THE REQUEST: Find every line of the listing below where "name" appears, and copy it.

*** PROVIDED DATA ***

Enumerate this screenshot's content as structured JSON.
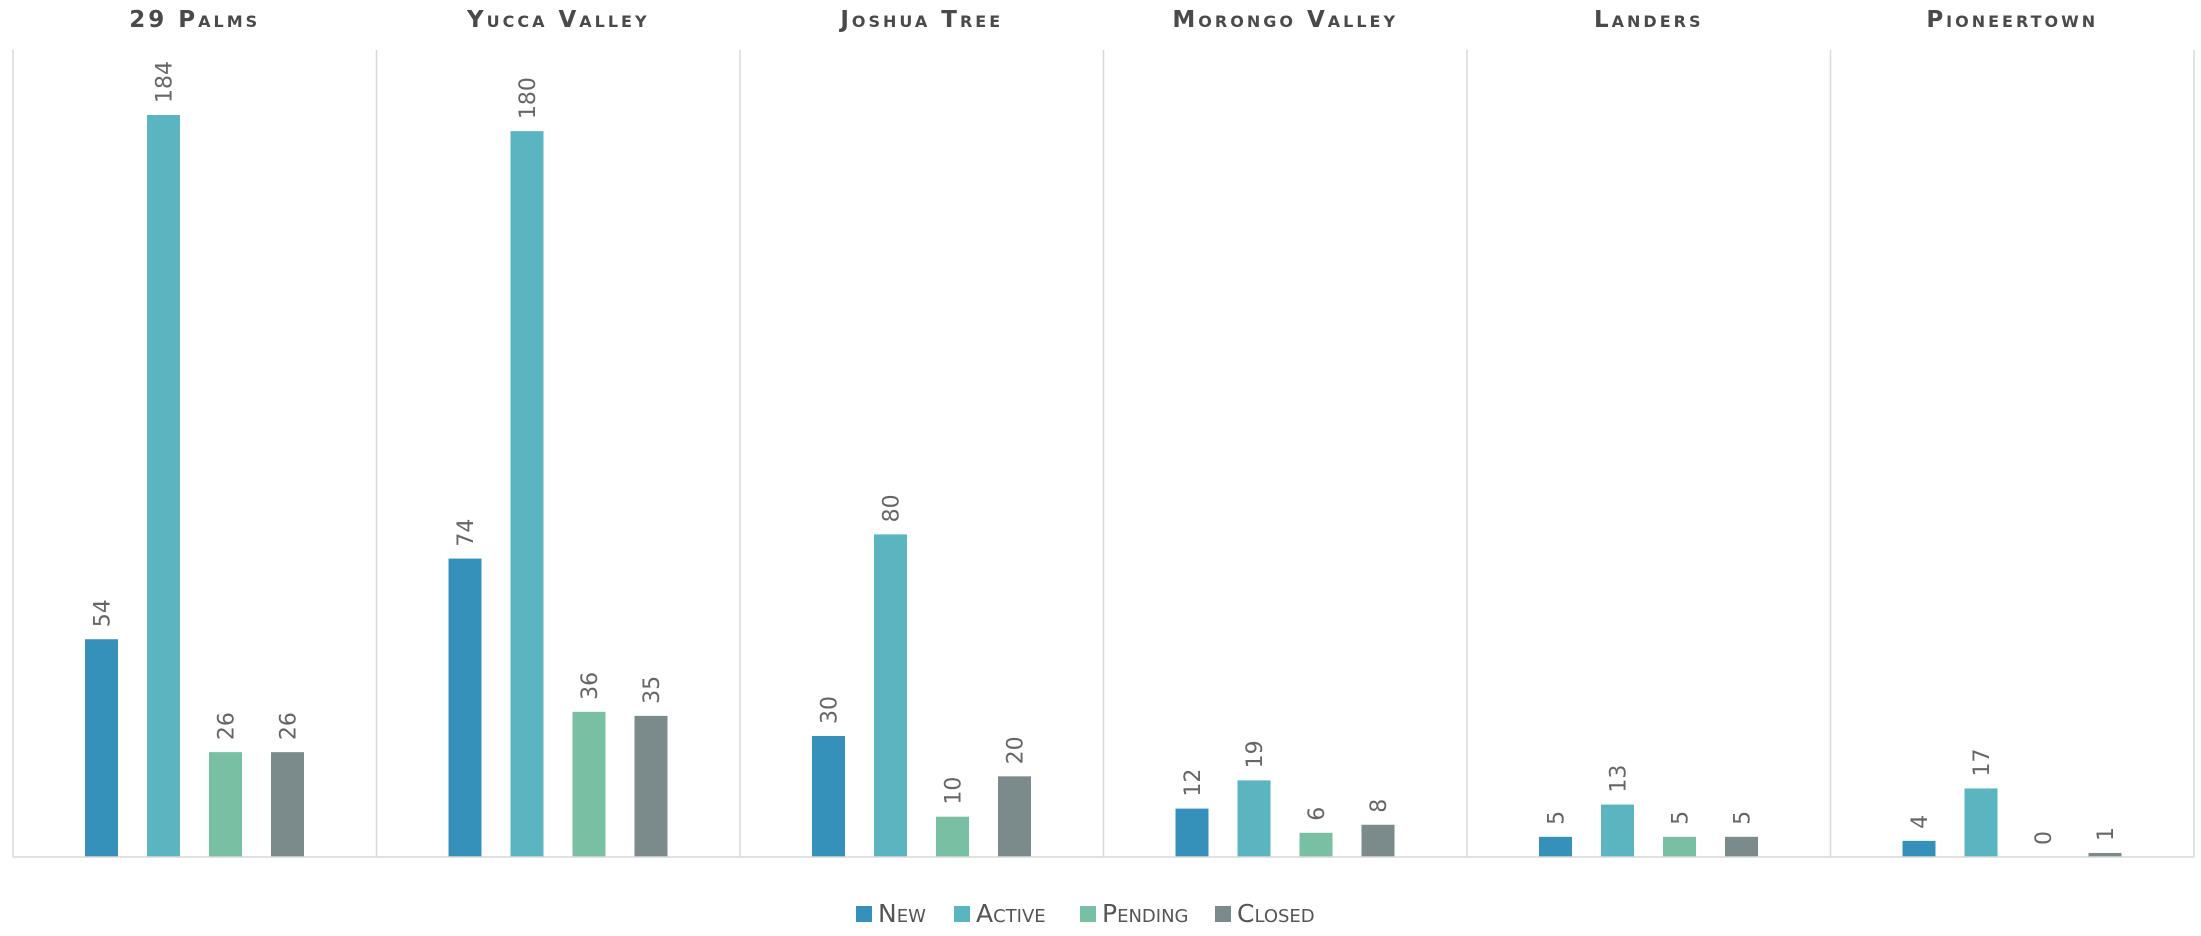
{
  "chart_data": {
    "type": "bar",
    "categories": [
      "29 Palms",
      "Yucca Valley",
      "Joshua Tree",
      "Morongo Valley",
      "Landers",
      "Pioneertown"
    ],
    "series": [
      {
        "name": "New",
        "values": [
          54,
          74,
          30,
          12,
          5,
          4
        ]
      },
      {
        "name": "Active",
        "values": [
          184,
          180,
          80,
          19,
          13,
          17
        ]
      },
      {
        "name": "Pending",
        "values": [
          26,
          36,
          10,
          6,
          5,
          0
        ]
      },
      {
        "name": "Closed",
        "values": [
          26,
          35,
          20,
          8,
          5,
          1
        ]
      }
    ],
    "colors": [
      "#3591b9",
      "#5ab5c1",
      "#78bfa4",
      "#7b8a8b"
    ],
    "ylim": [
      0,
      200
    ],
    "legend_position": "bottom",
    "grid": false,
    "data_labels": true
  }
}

***

FULL SOLUTION:
        "name": "New",
        "name": "Active",
        "name": "Pending",
        "name": "Closed",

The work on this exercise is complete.